(Dataset rows about figures)
--- START ---

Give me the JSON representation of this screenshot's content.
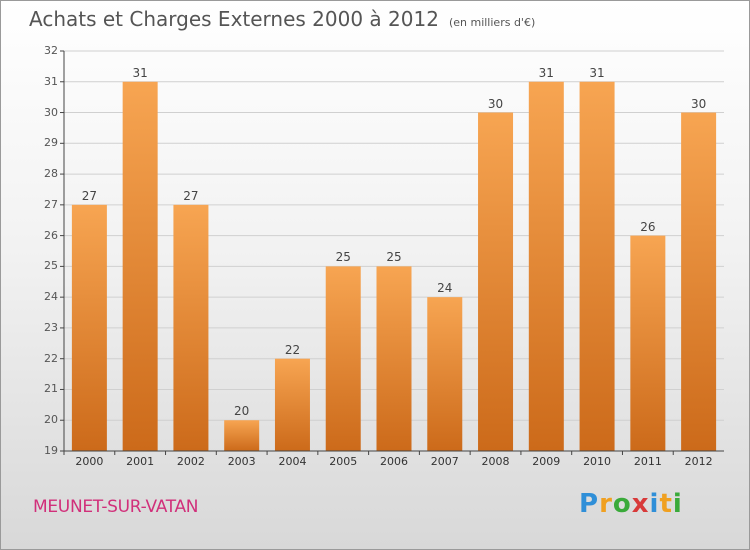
{
  "header": {
    "title": "Achats et Charges Externes 2000 à 2012",
    "subtitle": "(en milliers d'€)"
  },
  "footer": {
    "city": "MEUNET-SUR-VATAN",
    "logo": "Proxiti"
  },
  "colors": {
    "bar_top": "#f7a552",
    "bar_bottom": "#cc6a1a",
    "axis": "#444444",
    "grid": "#d0d0d0"
  },
  "chart_data": {
    "type": "bar",
    "title": "Achats et Charges Externes 2000 à 2012",
    "subtitle": "(en milliers d'€)",
    "xlabel": "",
    "ylabel": "",
    "categories": [
      "2000",
      "2001",
      "2002",
      "2003",
      "2004",
      "2005",
      "2006",
      "2007",
      "2008",
      "2009",
      "2010",
      "2011",
      "2012"
    ],
    "values": [
      27,
      31,
      27,
      20,
      22,
      25,
      25,
      24,
      30,
      31,
      31,
      26,
      30
    ],
    "ylim": [
      19,
      32
    ],
    "yticks": [
      "19",
      "20",
      "21",
      "22",
      "23",
      "24",
      "25",
      "26",
      "27",
      "28",
      "29",
      "30",
      "31",
      "32"
    ],
    "grid": true,
    "legend": "none"
  }
}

--- END ---

Retype everything in the material word for word, minus pictures.

*Response to the task:*
Give me the JSON representation of this screenshot's content.
{
  "header": {
    "title": "Achats et Charges Externes 2000 à 2012",
    "subtitle": "(en milliers d'€)"
  },
  "footer": {
    "city": "MEUNET-SUR-VATAN",
    "logo": "Proxiti"
  },
  "colors": {
    "bar_top": "#f7a552",
    "bar_bottom": "#cc6a1a",
    "axis": "#444444",
    "grid": "#d0d0d0"
  },
  "chart_data": {
    "type": "bar",
    "title": "Achats et Charges Externes 2000 à 2012",
    "subtitle": "(en milliers d'€)",
    "xlabel": "",
    "ylabel": "",
    "categories": [
      "2000",
      "2001",
      "2002",
      "2003",
      "2004",
      "2005",
      "2006",
      "2007",
      "2008",
      "2009",
      "2010",
      "2011",
      "2012"
    ],
    "values": [
      27,
      31,
      27,
      20,
      22,
      25,
      25,
      24,
      30,
      31,
      31,
      26,
      30
    ],
    "ylim": [
      19,
      32
    ],
    "yticks": [
      "19",
      "20",
      "21",
      "22",
      "23",
      "24",
      "25",
      "26",
      "27",
      "28",
      "29",
      "30",
      "31",
      "32"
    ],
    "grid": true,
    "legend": "none"
  }
}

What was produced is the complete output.